### DIRECTION
In the data below, find every line that has the string "parts", and copy it.
┏━━
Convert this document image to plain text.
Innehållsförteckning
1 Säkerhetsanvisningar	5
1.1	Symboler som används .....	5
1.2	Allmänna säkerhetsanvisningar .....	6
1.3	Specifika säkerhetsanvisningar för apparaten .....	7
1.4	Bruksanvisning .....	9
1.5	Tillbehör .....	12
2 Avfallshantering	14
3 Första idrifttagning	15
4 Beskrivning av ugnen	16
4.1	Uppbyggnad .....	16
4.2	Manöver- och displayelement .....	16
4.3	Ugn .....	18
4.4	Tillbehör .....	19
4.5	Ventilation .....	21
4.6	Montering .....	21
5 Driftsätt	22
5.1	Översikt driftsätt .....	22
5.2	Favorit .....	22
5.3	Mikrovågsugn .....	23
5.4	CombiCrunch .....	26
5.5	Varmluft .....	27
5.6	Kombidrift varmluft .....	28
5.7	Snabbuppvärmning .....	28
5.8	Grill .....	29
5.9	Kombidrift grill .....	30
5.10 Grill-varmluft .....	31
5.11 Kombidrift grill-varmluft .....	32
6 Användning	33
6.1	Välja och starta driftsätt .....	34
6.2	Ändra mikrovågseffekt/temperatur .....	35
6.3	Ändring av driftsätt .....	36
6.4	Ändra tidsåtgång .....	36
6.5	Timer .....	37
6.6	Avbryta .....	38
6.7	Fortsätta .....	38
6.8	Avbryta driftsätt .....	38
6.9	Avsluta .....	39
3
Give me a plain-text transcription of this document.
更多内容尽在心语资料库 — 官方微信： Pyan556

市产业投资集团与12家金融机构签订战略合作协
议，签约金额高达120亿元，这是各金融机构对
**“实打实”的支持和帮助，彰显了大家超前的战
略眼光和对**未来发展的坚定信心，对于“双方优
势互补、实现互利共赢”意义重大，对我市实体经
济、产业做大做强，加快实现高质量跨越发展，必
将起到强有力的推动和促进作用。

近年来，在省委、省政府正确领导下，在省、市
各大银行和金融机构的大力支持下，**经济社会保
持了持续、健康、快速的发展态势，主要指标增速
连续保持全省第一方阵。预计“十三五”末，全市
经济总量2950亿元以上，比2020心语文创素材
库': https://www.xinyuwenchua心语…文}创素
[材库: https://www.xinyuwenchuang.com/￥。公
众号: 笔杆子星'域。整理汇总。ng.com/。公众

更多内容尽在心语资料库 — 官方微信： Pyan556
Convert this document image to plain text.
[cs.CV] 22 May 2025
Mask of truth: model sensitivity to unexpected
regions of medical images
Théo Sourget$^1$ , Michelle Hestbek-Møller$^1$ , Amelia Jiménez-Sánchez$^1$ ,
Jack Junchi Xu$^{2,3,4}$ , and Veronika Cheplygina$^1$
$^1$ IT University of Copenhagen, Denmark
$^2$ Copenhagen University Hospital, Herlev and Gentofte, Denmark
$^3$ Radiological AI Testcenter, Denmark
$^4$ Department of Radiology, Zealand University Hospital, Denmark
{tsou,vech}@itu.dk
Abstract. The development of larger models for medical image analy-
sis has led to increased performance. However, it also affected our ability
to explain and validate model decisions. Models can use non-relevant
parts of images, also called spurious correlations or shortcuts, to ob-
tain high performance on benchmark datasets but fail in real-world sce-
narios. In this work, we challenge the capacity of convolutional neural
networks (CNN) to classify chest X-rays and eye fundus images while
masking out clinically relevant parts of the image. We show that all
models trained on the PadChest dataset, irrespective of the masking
┗━━
### SOLUTION TO THE EXERCISE
parts of images, also called spurious correlations or shortcuts, to ob-
masking out clinically relevant parts of the image. We show that all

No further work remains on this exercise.